▸ Exercise description: Give every line back verbatim, dropping all images.

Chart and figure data

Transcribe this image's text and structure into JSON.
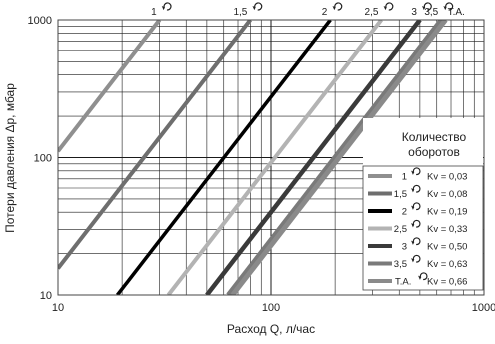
{
  "chart_data": {
    "type": "line",
    "xlabel": "Расход Q, л/час",
    "ylabel": "Потери давления  Δр, мбар",
    "x_scale": "log",
    "y_scale": "log",
    "xlim": [
      10,
      1000
    ],
    "ylim": [
      10,
      1000
    ],
    "x_ticks": [
      "10",
      "100",
      "1000"
    ],
    "y_ticks": [
      "10",
      "100",
      "1000"
    ],
    "grid": true,
    "legend_title": "Количество оборотов",
    "legend_position": "right",
    "series": [
      {
        "name": "1",
        "kv": "Kv = 0,03",
        "top_label": "1",
        "color": "#8f8f8f",
        "x": [
          10,
          30
        ],
        "y": [
          111.1,
          1000
        ]
      },
      {
        "name": "1,5",
        "kv": "Kv = 0,08",
        "top_label": "1,5",
        "color": "#6e6e6e",
        "x": [
          10,
          80
        ],
        "y": [
          15.6,
          1000
        ]
      },
      {
        "name": "2",
        "kv": "Kv = 0,19",
        "top_label": "2",
        "color": "#000000",
        "x": [
          19,
          190
        ],
        "y": [
          10,
          1000
        ]
      },
      {
        "name": "2,5",
        "kv": "Kv = 0,33",
        "top_label": "2,5",
        "color": "#b3b3b3",
        "x": [
          33,
          330
        ],
        "y": [
          10,
          1000
        ]
      },
      {
        "name": "3",
        "kv": "Kv = 0,50",
        "top_label": "3",
        "color": "#3a3a3a",
        "x": [
          50,
          500
        ],
        "y": [
          10,
          1000
        ]
      },
      {
        "name": "3,5",
        "kv": "Kv = 0,63",
        "top_label": "3,5",
        "color": "#7a7a7a",
        "x": [
          63,
          630
        ],
        "y": [
          10,
          1000
        ]
      },
      {
        "name": "Т.А.",
        "kv": "Kv = 0,66",
        "top_label": "Т.А.",
        "color": "#8a8a8a",
        "x": [
          66,
          660
        ],
        "y": [
          10,
          1000
        ]
      }
    ]
  }
}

▸ Full response:
Transcribe this image's text and structure into JSON.
{
  "chart_data": {
    "type": "line",
    "xlabel": "Расход Q, л/час",
    "ylabel": "Потери давления  Δр, мбар",
    "x_scale": "log",
    "y_scale": "log",
    "xlim": [
      10,
      1000
    ],
    "ylim": [
      10,
      1000
    ],
    "x_ticks": [
      "10",
      "100",
      "1000"
    ],
    "y_ticks": [
      "10",
      "100",
      "1000"
    ],
    "grid": true,
    "legend_title": "Количество оборотов",
    "legend_position": "right",
    "series": [
      {
        "name": "1",
        "kv": "Kv = 0,03",
        "top_label": "1",
        "color": "#8f8f8f",
        "x": [
          10,
          30
        ],
        "y": [
          111.1,
          1000
        ]
      },
      {
        "name": "1,5",
        "kv": "Kv = 0,08",
        "top_label": "1,5",
        "color": "#6e6e6e",
        "x": [
          10,
          80
        ],
        "y": [
          15.6,
          1000
        ]
      },
      {
        "name": "2",
        "kv": "Kv = 0,19",
        "top_label": "2",
        "color": "#000000",
        "x": [
          19,
          190
        ],
        "y": [
          10,
          1000
        ]
      },
      {
        "name": "2,5",
        "kv": "Kv = 0,33",
        "top_label": "2,5",
        "color": "#b3b3b3",
        "x": [
          33,
          330
        ],
        "y": [
          10,
          1000
        ]
      },
      {
        "name": "3",
        "kv": "Kv = 0,50",
        "top_label": "3",
        "color": "#3a3a3a",
        "x": [
          50,
          500
        ],
        "y": [
          10,
          1000
        ]
      },
      {
        "name": "3,5",
        "kv": "Kv = 0,63",
        "top_label": "3,5",
        "color": "#7a7a7a",
        "x": [
          63,
          630
        ],
        "y": [
          10,
          1000
        ]
      },
      {
        "name": "Т.А.",
        "kv": "Kv = 0,66",
        "top_label": "Т.А.",
        "color": "#8a8a8a",
        "x": [
          66,
          660
        ],
        "y": [
          10,
          1000
        ]
      }
    ]
  }
}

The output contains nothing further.